### THE EXERCISE
Gather all lines in the entries below that include the word "shoulder".

### DATA
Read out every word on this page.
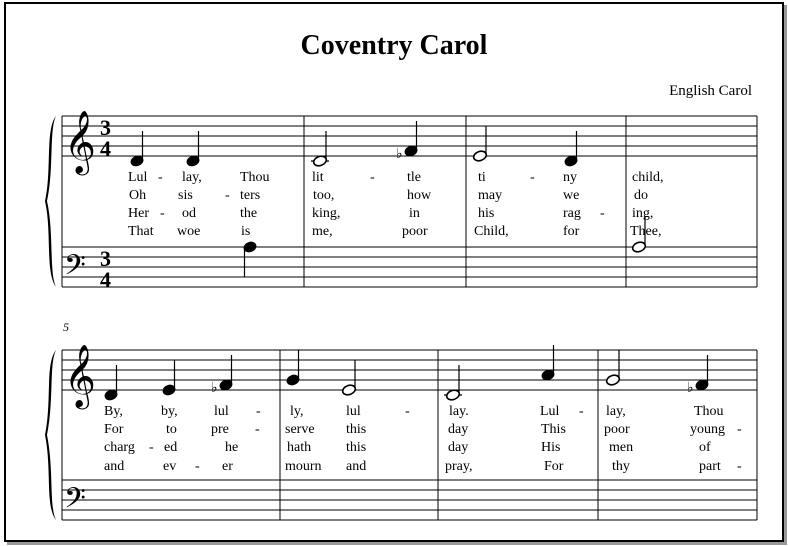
Coventry Carol
English Carol
5
𝄞
𝄢
3
4
3
4
♭
𝄞
𝄢
♭	♭
Lul - lay,	Thou	lit	- tle	ti	- ny	child,
Oh sis - ters	too,	how	may	we	do
Her - od	the	king,	in	his	rag - ing,
That woe	is	me,	poor	Child,	for	Thee,
By,	by,	lul - ly,	lul	-	lay.	Lul - lay,	Thou
For	to pre - serve this	day	This	poor	young -
charg - ed	he	hath this	day	His	men	of
and	ev - er	mourn and	pray,	For	thy	part -
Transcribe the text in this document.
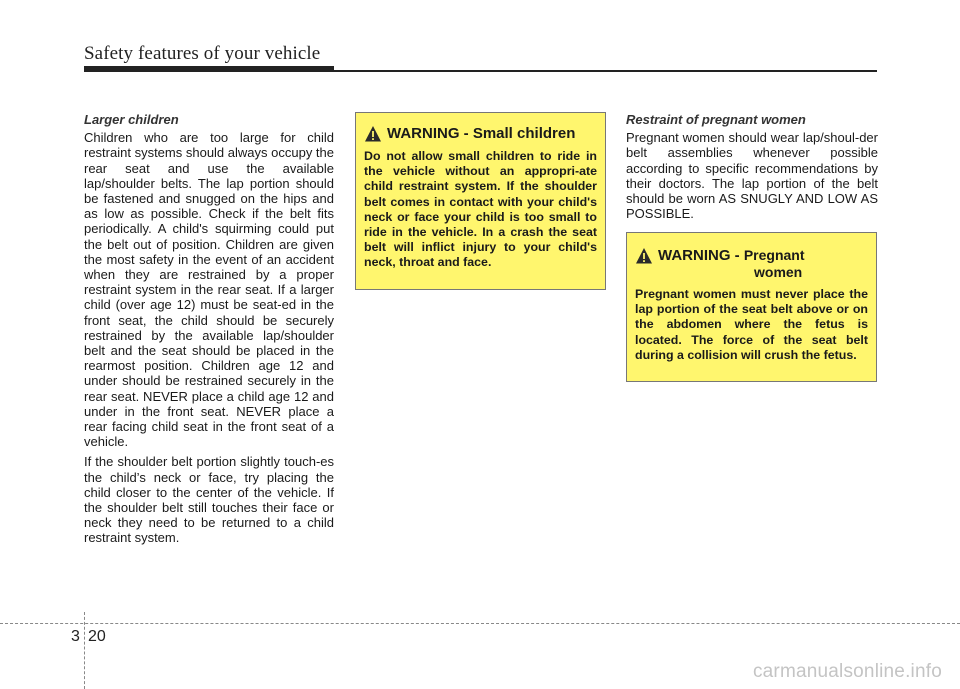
Safety features of your vehicle
Larger children

Children who are too large for child restraint systems should always occupy the rear seat and use the available lap/shoulder belts. The lap portion should be fastened and snugged on the hips and as low as possible. Check if the belt fits periodically. A child's squirming could put the belt out of position. Children are given the most safety in the event of an accident when they are restrained by a proper restraint system in the rear seat. If a larger child (over age 12) must be seat-ed in the front seat, the child should be securely restrained by the available lap/shoulder belt and the seat should be placed in the rearmost position. Children age 12 and under should be restrained securely in the rear seat. NEVER place a child age 12 and under in the front seat. NEVER place a rear facing child seat in the front seat of a vehicle.

If the shoulder belt portion slightly touch-es the child’s neck or face, try placing the child closer to the center of the vehicle. If the shoulder belt still touches their face or neck they need to be returned to a child restraint system.

WARNING - Small children

Do not allow small children to ride in the vehicle without an appropri-ate child restraint system. If the shoulder belt comes in contact with your child's neck or face your child is too small to ride in the vehicle. In a crash the seat belt will inflict injury to your child's neck, throat and face.

Restraint of pregnant women

Pregnant women should wear lap/shoul-der belt assemblies whenever possible according to specific recommendations by their doctors. The lap portion of the belt should be worn AS SNUGLY AND LOW AS POSSIBLE.

WARNING - Pregnant
women

Pregnant women must never place the lap portion of the seat belt above or on the abdomen where the fetus is located. The force of the seat belt during a collision will crush the fetus.

3 20
carmanualsonline.info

### PROBLEM SOLUTION
Children who are too large for child restraint systems should always occupy the rear seat and use the available lap/shoulder belts. The lap portion should be fastened and snugged on the hips and as low as possible. Check if the belt fits periodically. A child's squirming could put the belt out of position. Children are given the most safety in the event of an accident when they are restrained by a proper restraint system in the rear seat. If a larger child (over age 12) must be seat-ed in the front seat, the child should be securely restrained by the available lap/shoulder belt and the seat should be placed in the rearmost position. Children age 12 and under should be restrained securely in the rear seat. NEVER place a child age 12 and under in the front seat. NEVER place a rear facing child seat in the front seat of a vehicle.
If the shoulder belt portion slightly touch-es the child’s neck or face, try placing the child closer to the center of the vehicle. If the shoulder belt still touches their face or neck they need to be returned to a child restraint system.
Do not allow small children to ride in the vehicle without an appropri-ate child restraint system. If the shoulder belt comes in contact with your child's neck or face your child is too small to ride in the vehicle. In a crash the seat belt will inflict injury to your child's neck, throat and face.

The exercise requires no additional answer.